Everything in the data should be repeated exactly, save for the images.

[Stored records]
- - - - -
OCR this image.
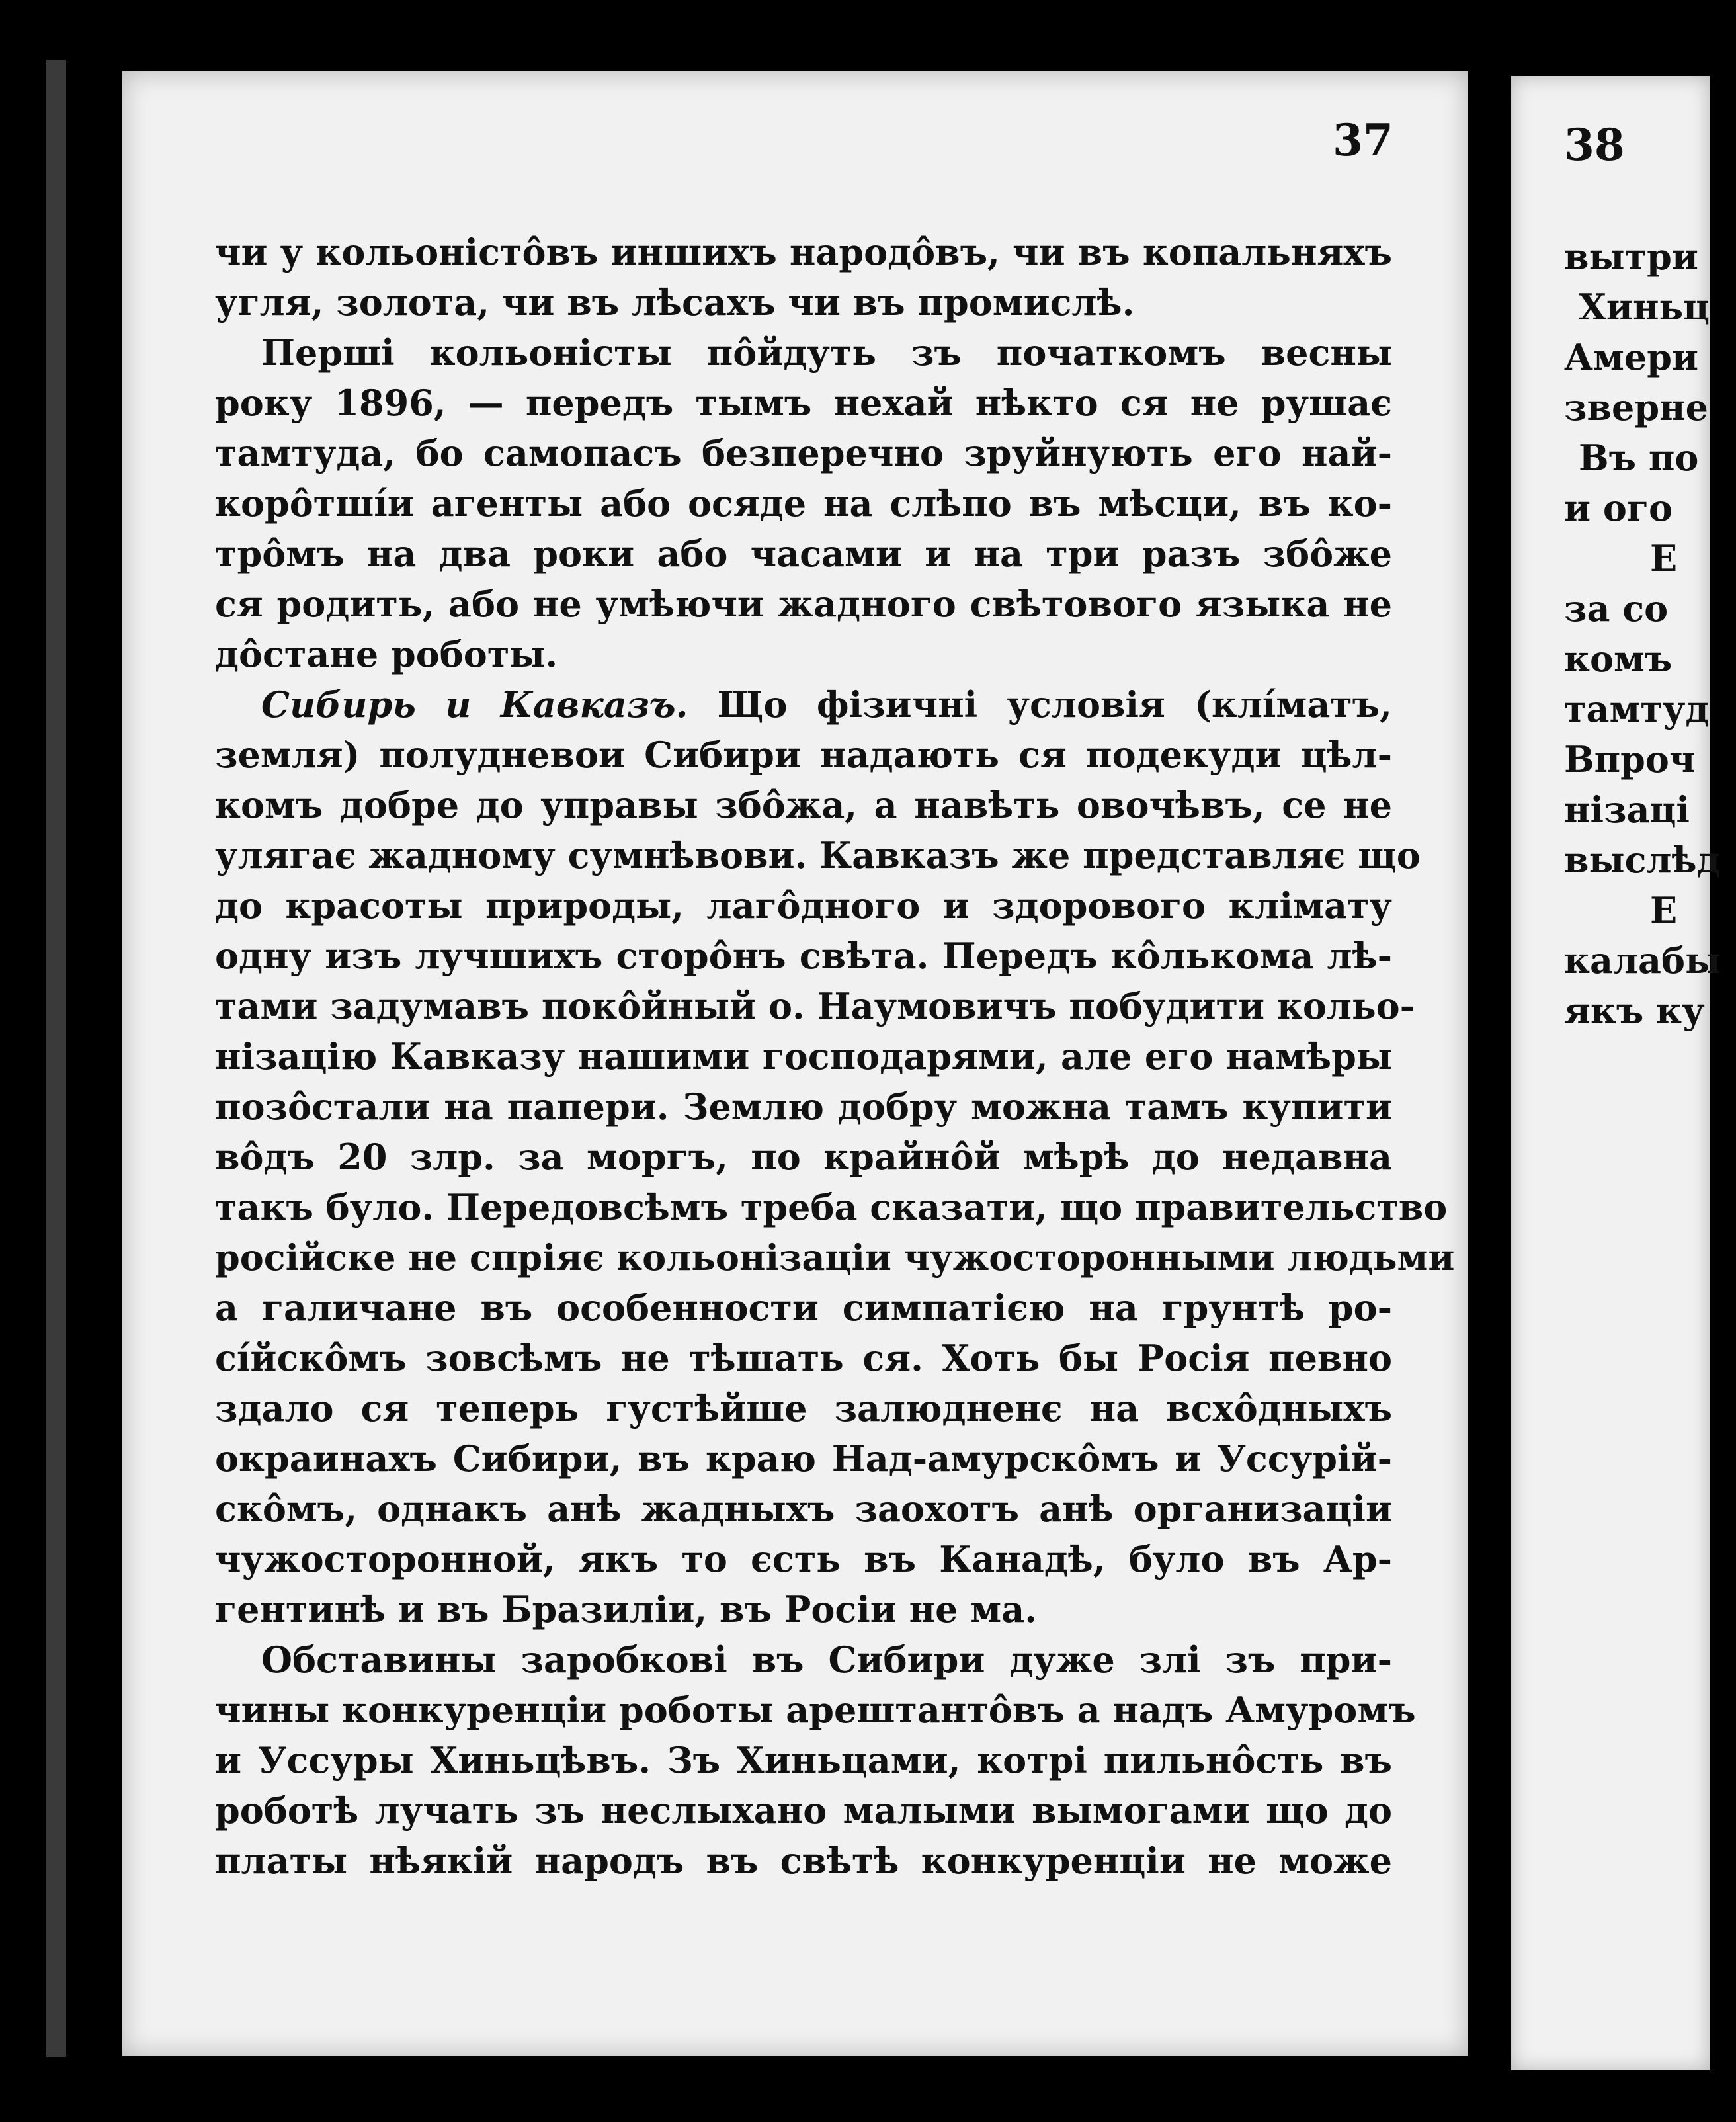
37
чи у кольоністо̂въ иншихъ народо̂въ, чи въ копальняхъ
угля, золота, чи въ лѣсахъ чи въ промислѣ.
Першi кольоністы по̂йдуть зъ початкомъ весны
року 1896, — передъ тымъ нехай нѣкто ся не рушає
тамтуда, бо самопасъ безперечно зруйнують его най-
коро̂тшíи агенты або осяде на слѣпо въ мѣсци, въ ко-
тро̂мъ на два роки або часами и на три разъ збо̂же
ся родить, або не умѣючи жадного свѣтового языка не
до̂стане роботы.
Сибирь и Кавказъ. Що фізичнi условія (клíматъ,
земля) полудневои Сибири надають ся подекуди цѣл-
комъ добре до управы збо̂жа, а навѣть овочѣвъ, се не
улягає жадному сумнѣвови. Кавказъ же представляє що
до красоты природы, лаго̂дного и здорового клімату
одну изъ лучшихъ сторо̂нъ свѣта. Передъ ко̂лькома лѣ-
тами задумавъ поко̂йный о. Наумовичъ побудити кольо-
нізацію Кавказу нашими господарями, але его намѣры
позо̂стали на папери. Землю добру можна тамъ купити
во̂дъ 20 злр. за моргъ, по крайно̂й мѣрѣ до недавна
такъ було. Передовсѣмъ треба сказати, що правительство
російске не спріяє кольонізаціи чужосторонными людьми
а галичане въ особенности симпатією на грунтѣ ро-
сíйско̂мъ зовсѣмъ не тѣшать ся. Хоть бы Росія певно
здало ся теперь густѣйше залюдненє на всхо̂дныхъ
окраинахъ Сибири, въ краю Над-амурско̂мъ и Уссурій-
ско̂мъ, однакъ анѣ жадныхъ заохотъ анѣ организаціи
чужосторонной, якъ то єсть въ Канадѣ, було въ Ар-
гентинѣ и въ Бразиліи, въ Росіи не ма.
Обставины заробковi въ Сибири дуже злi зъ при-
чины конкуренціи роботы арештанто̂въ а надъ Амуромъ
и Уссуры Хиньцѣвъ. Зъ Хиньцами, котрi пильно̂сть въ
роботѣ лучать зъ неслыхано малыми вымогами що до
платы нѣякiй народъ въ свѣтѣ конкуренціи не може
38
вытри
Хиньц
Амери
зверне
Въ по
и ого
Е
за со
комъ
тамтуд
Впроч
нізаці
выслѣд
Е
калабы
якъ ку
- - - - -
#### [SOLUTION TO THIS PROBLEM]
OCR this image.
37
чи у кольоністо̂въ иншихъ народо̂въ, чи въ копальняхъ
угля, золота, чи въ лѣсахъ чи въ промислѣ.
Першi кольоністы по̂йдуть зъ початкомъ весны
року 1896, — передъ тымъ нехай нѣкто ся не рушає
тамтуда, бо самопасъ безперечно зруйнують его най-
коро̂тшíи агенты або осяде на слѣпо въ мѣсци, въ ко-
тро̂мъ на два роки або часами и на три разъ збо̂же
ся родить, або не умѣючи жадного свѣтового языка не
до̂стане роботы.
Сибирь и Кавказъ. Що фізичнi условія (клíматъ,
земля) полудневои Сибири надають ся подекуди цѣл-
комъ добре до управы збо̂жа, а навѣть овочѣвъ, се не
улягає жадному сумнѣвови. Кавказъ же представляє що
до красоты природы, лаго̂дного и здорового клімату
одну изъ лучшихъ сторо̂нъ свѣта. Передъ ко̂лькома лѣ-
тами задумавъ поко̂йный о. Наумовичъ побудити кольо-
нізацію Кавказу нашими господарями, але его намѣры
позо̂стали на папери. Землю добру можна тамъ купити
во̂дъ 20 злр. за моргъ, по крайно̂й мѣрѣ до недавна
такъ було. Передовсѣмъ треба сказати, що правительство
російске не спріяє кольонізаціи чужосторонными людьми
а галичане въ особенности симпатією на грунтѣ ро-
сíйско̂мъ зовсѣмъ не тѣшать ся. Хоть бы Росія певно
здало ся теперь густѣйше залюдненє на всхо̂дныхъ
окраинахъ Сибири, въ краю Над-амурско̂мъ и Уссурій-
ско̂мъ, однакъ анѣ жадныхъ заохотъ анѣ организаціи
чужосторонной, якъ то єсть въ Канадѣ, було въ Ар-
гентинѣ и въ Бразиліи, въ Росіи не ма.
Обставины заробковi въ Сибири дуже злi зъ при-
чины конкуренціи роботы арештанто̂въ а надъ Амуромъ
и Уссуры Хиньцѣвъ. Зъ Хиньцами, котрi пильно̂сть въ
роботѣ лучать зъ неслыхано малыми вымогами що до
платы нѣякiй народъ въ свѣтѣ конкуренціи не може
38
вытри
Хиньц
Амери
зверне
Въ по
и ого
Е
за со
комъ
тамтуд
Впроч
нізаці
выслѣд
Е
калабы
якъ ку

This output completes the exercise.